Return the listing below unchanged, minus its pictures.

* **Material for this task**
———

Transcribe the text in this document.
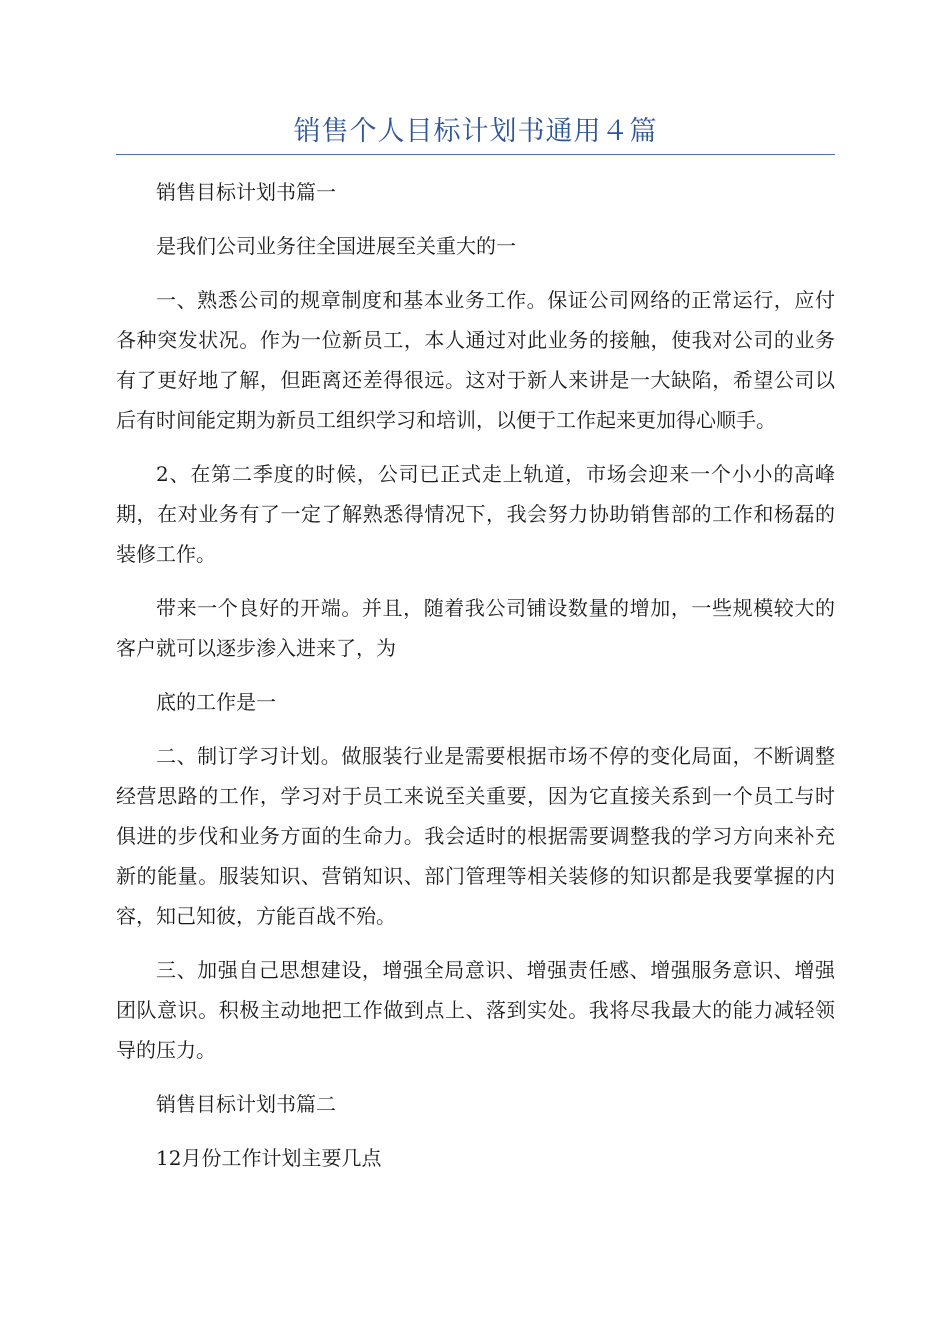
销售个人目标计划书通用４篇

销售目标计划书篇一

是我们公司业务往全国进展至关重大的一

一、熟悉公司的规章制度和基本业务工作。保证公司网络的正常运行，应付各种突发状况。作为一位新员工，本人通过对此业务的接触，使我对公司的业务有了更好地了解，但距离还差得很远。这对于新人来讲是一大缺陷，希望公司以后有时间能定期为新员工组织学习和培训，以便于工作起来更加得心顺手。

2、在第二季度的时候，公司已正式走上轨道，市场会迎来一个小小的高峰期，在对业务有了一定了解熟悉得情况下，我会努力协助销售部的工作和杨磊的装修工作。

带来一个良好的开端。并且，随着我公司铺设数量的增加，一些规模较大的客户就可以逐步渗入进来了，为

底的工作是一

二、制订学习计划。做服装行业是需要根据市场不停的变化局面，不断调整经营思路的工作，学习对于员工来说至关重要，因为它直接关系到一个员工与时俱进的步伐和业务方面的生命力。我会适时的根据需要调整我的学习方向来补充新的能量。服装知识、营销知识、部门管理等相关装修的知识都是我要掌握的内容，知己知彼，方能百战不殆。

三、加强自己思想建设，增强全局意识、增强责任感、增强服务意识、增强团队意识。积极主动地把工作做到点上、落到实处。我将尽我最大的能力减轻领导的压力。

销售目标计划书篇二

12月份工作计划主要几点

———

* **Output**
Transcribe the text in this document.
销售个人目标计划书通用４篇

销售目标计划书篇一

是我们公司业务往全国进展至关重大的一

一、熟悉公司的规章制度和基本业务工作。保证公司网络的正常运行，应付各种突发状况。作为一位新员工，本人通过对此业务的接触，使我对公司的业务有了更好地了解，但距离还差得很远。这对于新人来讲是一大缺陷，希望公司以后有时间能定期为新员工组织学习和培训，以便于工作起来更加得心顺手。

2、在第二季度的时候，公司已正式走上轨道，市场会迎来一个小小的高峰期，在对业务有了一定了解熟悉得情况下，我会努力协助销售部的工作和杨磊的装修工作。

带来一个良好的开端。并且，随着我公司铺设数量的增加，一些规模较大的客户就可以逐步渗入进来了，为

底的工作是一

二、制订学习计划。做服装行业是需要根据市场不停的变化局面，不断调整经营思路的工作，学习对于员工来说至关重要，因为它直接关系到一个员工与时俱进的步伐和业务方面的生命力。我会适时的根据需要调整我的学习方向来补充新的能量。服装知识、营销知识、部门管理等相关装修的知识都是我要掌握的内容，知己知彼，方能百战不殆。

三、加强自己思想建设，增强全局意识、增强责任感、增强服务意识、增强团队意识。积极主动地把工作做到点上、落到实处。我将尽我最大的能力减轻领导的压力。

销售目标计划书篇二

12月份工作计划主要几点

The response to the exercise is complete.